◆ YOUR INSTRUCTIONS:
Count the lines in the entries below that include the word "وحماد". Give nothing but the number.

───── TASK DATA ─────

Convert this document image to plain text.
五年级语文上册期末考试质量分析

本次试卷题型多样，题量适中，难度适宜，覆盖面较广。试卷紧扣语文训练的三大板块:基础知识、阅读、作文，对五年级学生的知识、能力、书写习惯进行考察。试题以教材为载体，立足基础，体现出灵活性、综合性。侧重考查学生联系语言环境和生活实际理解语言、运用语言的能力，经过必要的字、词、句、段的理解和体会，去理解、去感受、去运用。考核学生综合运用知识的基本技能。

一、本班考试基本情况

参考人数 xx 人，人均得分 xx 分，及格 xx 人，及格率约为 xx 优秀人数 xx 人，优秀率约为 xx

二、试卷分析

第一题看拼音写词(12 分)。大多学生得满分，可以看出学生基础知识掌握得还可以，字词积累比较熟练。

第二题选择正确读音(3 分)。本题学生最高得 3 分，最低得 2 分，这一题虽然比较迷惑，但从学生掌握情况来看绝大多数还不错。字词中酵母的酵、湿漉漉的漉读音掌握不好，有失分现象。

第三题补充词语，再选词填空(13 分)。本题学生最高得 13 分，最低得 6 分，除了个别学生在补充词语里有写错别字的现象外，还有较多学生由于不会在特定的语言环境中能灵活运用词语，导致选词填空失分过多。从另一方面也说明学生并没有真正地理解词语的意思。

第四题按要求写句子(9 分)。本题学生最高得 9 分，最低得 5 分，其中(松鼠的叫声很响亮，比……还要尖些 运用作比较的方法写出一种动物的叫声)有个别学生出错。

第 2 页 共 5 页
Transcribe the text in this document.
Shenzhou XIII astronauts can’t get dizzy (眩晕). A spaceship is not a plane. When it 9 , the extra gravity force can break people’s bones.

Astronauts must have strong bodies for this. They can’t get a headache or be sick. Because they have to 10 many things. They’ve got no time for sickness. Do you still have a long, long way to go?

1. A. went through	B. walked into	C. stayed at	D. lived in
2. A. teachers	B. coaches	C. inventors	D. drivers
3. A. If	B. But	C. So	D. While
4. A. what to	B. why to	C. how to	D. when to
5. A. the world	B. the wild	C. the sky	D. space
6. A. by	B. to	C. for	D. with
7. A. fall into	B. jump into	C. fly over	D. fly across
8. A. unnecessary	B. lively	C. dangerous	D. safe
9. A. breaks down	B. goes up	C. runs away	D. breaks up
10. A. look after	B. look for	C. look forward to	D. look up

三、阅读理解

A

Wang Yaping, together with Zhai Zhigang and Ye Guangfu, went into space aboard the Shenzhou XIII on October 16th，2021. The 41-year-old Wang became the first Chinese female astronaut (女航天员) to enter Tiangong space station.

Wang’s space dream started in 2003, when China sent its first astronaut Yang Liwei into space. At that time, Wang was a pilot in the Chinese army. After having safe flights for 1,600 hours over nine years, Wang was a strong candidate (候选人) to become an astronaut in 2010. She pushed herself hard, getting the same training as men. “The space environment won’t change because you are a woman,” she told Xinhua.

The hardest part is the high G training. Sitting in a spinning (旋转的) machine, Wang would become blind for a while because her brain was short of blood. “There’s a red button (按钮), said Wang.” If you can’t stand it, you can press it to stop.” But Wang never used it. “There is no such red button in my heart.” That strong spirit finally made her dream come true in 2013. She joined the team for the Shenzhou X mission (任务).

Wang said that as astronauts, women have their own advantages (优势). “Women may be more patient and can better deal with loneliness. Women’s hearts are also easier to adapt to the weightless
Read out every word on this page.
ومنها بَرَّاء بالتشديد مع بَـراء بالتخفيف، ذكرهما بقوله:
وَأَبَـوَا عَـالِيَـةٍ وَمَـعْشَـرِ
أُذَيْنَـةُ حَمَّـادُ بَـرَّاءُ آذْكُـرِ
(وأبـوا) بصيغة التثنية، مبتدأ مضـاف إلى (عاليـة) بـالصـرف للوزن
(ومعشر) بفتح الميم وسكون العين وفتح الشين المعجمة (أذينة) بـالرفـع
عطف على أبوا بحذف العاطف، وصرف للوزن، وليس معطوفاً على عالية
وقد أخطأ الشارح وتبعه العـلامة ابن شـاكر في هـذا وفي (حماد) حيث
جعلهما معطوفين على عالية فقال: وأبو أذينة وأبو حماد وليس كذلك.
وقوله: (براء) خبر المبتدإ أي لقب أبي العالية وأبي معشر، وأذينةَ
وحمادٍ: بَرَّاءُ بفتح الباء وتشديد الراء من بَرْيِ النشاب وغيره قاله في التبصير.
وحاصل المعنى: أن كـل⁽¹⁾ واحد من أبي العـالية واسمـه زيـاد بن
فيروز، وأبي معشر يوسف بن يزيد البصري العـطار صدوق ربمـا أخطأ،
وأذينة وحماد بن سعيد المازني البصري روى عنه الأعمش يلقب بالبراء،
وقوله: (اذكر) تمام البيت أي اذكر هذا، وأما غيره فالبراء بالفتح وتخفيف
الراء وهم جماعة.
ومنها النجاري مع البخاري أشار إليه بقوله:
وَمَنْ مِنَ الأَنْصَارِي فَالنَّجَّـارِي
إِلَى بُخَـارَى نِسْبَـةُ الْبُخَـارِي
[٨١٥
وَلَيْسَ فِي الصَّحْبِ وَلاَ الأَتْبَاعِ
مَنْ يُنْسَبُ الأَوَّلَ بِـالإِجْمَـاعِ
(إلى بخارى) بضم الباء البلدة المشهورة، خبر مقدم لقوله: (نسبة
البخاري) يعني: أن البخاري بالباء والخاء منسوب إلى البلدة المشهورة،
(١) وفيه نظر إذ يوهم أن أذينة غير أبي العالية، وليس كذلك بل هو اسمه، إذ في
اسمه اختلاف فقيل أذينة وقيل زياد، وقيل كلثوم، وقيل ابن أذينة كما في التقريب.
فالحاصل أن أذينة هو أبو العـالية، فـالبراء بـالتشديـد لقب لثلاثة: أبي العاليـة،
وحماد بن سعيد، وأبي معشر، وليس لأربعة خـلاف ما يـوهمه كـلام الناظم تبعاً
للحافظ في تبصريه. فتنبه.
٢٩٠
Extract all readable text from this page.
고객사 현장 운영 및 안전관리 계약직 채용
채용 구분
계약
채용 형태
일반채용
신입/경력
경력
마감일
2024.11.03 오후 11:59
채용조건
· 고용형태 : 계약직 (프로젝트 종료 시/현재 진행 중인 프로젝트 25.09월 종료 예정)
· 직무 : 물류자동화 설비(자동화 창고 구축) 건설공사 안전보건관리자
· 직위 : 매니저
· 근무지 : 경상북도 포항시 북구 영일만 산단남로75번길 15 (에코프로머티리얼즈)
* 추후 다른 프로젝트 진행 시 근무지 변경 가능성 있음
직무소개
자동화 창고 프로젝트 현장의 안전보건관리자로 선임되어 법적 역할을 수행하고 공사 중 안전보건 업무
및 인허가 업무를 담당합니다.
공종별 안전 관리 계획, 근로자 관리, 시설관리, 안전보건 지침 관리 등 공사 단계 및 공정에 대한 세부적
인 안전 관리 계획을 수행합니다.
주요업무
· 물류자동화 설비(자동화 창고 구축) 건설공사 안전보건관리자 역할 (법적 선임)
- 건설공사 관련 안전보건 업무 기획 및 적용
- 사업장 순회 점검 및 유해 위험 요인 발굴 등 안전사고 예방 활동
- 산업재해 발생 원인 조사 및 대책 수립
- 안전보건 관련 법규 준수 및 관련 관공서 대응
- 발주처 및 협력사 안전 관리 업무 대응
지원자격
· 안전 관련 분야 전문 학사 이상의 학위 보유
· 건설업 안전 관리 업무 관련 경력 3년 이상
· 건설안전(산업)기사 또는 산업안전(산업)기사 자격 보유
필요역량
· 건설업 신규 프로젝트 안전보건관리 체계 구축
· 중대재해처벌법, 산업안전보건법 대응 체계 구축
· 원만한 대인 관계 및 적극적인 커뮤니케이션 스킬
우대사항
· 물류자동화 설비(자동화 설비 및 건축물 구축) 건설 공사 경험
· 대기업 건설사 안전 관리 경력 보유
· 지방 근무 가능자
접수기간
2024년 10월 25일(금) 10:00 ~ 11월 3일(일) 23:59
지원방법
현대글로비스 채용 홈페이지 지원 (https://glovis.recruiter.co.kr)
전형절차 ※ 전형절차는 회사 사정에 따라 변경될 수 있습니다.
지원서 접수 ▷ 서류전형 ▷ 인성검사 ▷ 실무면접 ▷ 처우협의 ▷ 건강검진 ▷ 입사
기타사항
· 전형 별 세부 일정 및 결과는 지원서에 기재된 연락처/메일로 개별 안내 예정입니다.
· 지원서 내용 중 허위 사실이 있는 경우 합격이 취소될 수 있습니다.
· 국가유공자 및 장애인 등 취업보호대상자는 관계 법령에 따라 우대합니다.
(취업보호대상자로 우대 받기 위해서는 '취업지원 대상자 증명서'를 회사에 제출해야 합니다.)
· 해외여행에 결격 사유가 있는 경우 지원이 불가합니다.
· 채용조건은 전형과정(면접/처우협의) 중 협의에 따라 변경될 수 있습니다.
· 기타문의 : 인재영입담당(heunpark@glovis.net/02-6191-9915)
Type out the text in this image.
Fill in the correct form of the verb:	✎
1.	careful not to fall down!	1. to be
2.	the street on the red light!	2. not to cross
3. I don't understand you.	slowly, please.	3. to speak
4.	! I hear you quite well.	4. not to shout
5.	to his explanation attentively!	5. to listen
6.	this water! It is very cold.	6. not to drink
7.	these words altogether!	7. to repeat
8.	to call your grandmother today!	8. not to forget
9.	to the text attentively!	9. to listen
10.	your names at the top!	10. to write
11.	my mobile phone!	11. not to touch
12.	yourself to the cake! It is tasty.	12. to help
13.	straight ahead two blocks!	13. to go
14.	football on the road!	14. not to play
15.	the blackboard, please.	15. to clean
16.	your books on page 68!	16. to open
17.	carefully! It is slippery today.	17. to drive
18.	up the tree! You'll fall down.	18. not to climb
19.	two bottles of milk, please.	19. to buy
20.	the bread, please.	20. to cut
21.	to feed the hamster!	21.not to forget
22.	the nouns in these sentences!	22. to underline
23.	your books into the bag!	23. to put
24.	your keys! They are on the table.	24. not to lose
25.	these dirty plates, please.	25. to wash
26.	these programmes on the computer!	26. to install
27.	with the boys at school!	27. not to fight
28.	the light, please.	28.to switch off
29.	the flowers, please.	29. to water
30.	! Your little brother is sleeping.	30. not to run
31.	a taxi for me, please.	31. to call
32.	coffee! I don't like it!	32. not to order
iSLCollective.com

─────

◆ FINISHED EXERCISE:
3